▶ What to do:
1) According to the article on Turkey's triangular quagmire, how many years of diplomatic and military association does Incirlik represent?
2) Pick up the article on Turkey's triangular quagmire after its final sentence about Incirlik and continue the analysis.

▶ Passage shown:
⟨

Small Wars Journal

Turkey’s Triangular Quagmire: A Chronological Analysis

Tue, 05/22/2018 - 12:26am

Turkey’s Triangular Quagmire: A Chronological Analysis

 

Allyson Christy

 

The following assessment emphasises diplomatic posturing and dubious foreign policies that have overlapped with Turkey’s President Recep Tayyip Erdoğan’s incremental authoritarianism. The analysis begins with a review of earlier contexts.

 

Turkey, Kurds, Islamists

 

Early in 2015 the United States-led coalition explicit to attacking Daesh elements in Syria continued, and yet Turkey only eventually contributed efforts for assisting targeting objectives. Counterinsurgency initiatives had not met with clear-cut and consistent support from Ankara. Having denied the United States use of the airbase at Incirlik for launching airstrikes against Daesh, also underscored troubling irresolution. Incirlik, representing 60-plus years of diplomatic and military association, inclusive to auspicious links and agreements with NATO that were especially marked to the Cold War (Bildik 2017), now indicated significant undermining with geopolitical consequences.

⟩

(Layout region records)
⟨

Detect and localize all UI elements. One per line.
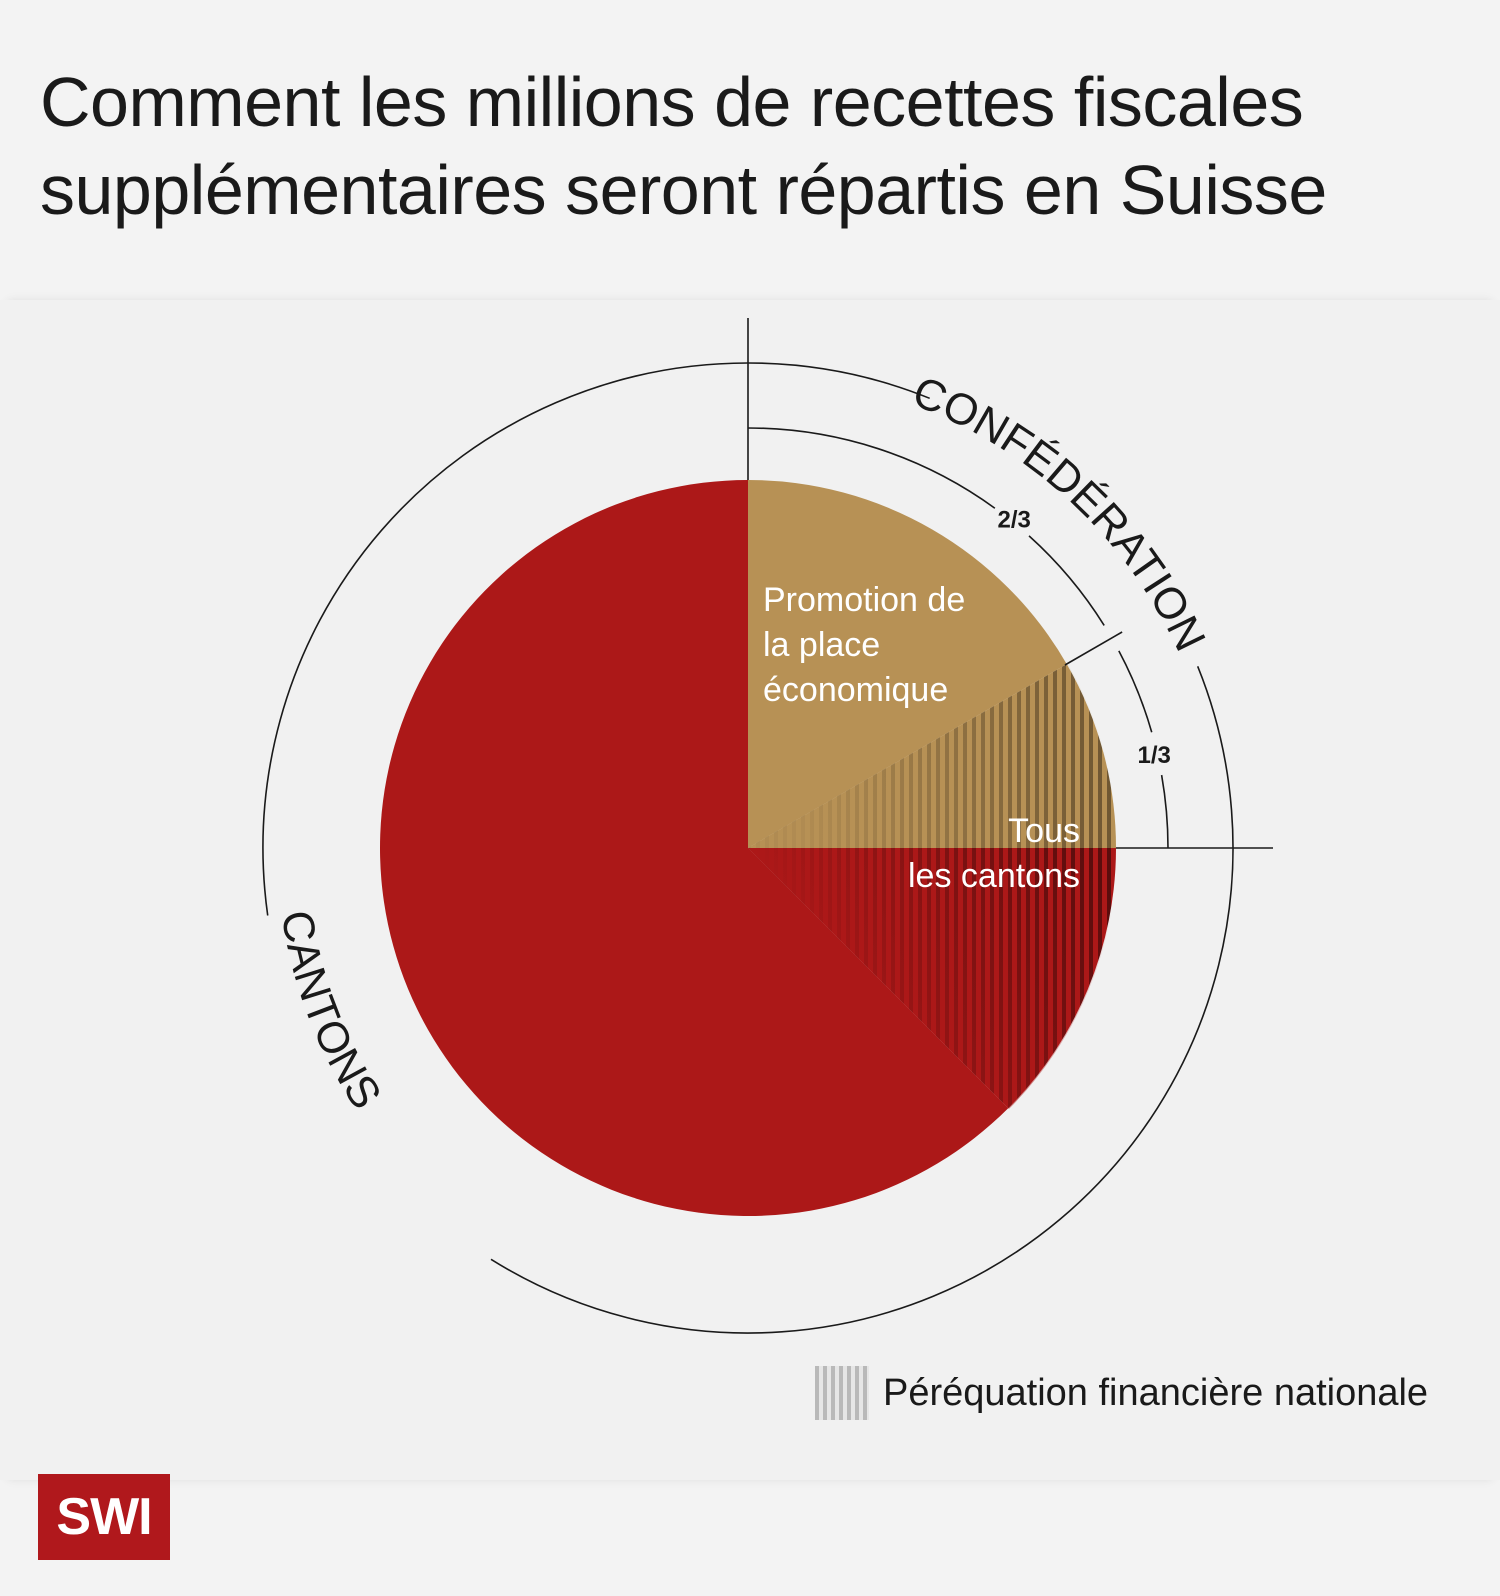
swi-logo: SWI [38, 1474, 170, 1560]
legend: Péréquation financière nationale [815, 1366, 1428, 1420]
outer-ring-seg-3 [262, 362, 749, 916]
bracket-arc-3 [1118, 650, 1153, 733]
bracket-arc-1 [747, 427, 996, 509]
pie-slice-0 [748, 480, 1067, 848]
legend-label: Péréquation financière nationale [883, 1371, 1429, 1414]
split-tick [1064, 631, 1123, 666]
slice-label-promotion-line-1: Promotion de [763, 581, 965, 619]
slice-label-cantons-line-1: Tous [1008, 812, 1080, 850]
slice-label-promotion-line-2: la place [763, 626, 880, 664]
slice-label-cantons-line-2: les cantons [908, 857, 1080, 895]
group-label-cantons: CANTONS [271, 907, 390, 1118]
fraction-label-2-3: 2/3 [998, 506, 1031, 533]
slice-label-promotion-line-3: économique [763, 671, 948, 709]
chart-title: Comment les millions de recettes fiscale… [40, 63, 1327, 229]
fraction-label-1-3: 1/3 [1137, 742, 1170, 769]
outer-ring-seg-1 [747, 362, 930, 400]
pie-slice-hatch-fade [748, 848, 1117, 1109]
legend-swatch-stripes [815, 1366, 869, 1420]
bracket-arc-4 [1160, 774, 1169, 849]
pie-slice-hatch-fade-gold [748, 663, 1118, 848]
bracket-arc-2 [1028, 535, 1105, 626]
pie-slice-3 [380, 480, 1009, 1216]
outer-ring-seg-2 [490, 666, 1234, 1334]
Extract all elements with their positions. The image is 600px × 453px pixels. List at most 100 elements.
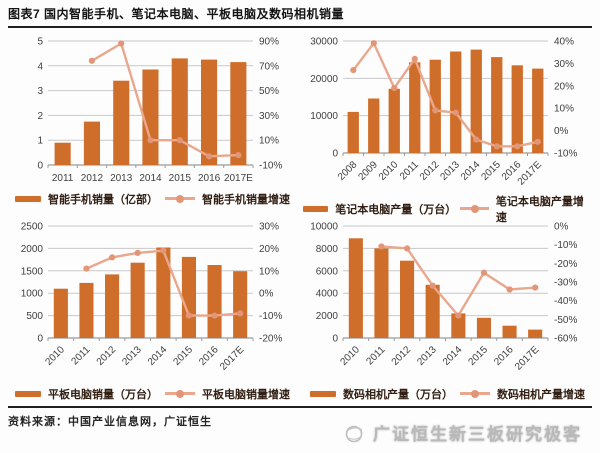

⟩

▶ Task-by-task results:
1) 60-plus years

2)
 

Some in the global community had already begun questioning Turkey’s behaviour and commitment as both NATO ally and reliable partner for moving forward with juxtapositional battles against terrorism. Reviews of similar dynamics would have compared misgivings relative to Turkey’s denial of regional use in 2003, which at the time had included strategic positions for the U.S. to “attack Saddam Hussein’s forces from two separate fronts” (Inbar 2015). Further analysis marked to geopolitical consequence was quickly implicating suppressive rule with worsening restrictions upon Turkish press, mounting arrests for criticising the government or elements of Islam, and irrefutable dictatorial and Islamist predilections attributed to Ankara. Rising human rights violations and constrictive bureaucratic systems had begun to suggest serious “distancing from the West and indications of adopting domestic and foreign policies fuelled by Ottoman and Islamist impulses” (Inbar 2015). Correlating the ascent of the Justice and Development Party (AKP) in 2002 and explicitly highlighted to Erdoğan’s elevated status to prime minister, later as president and with surprising longevity of power, may denote as yet, unpredicted socio-political settings.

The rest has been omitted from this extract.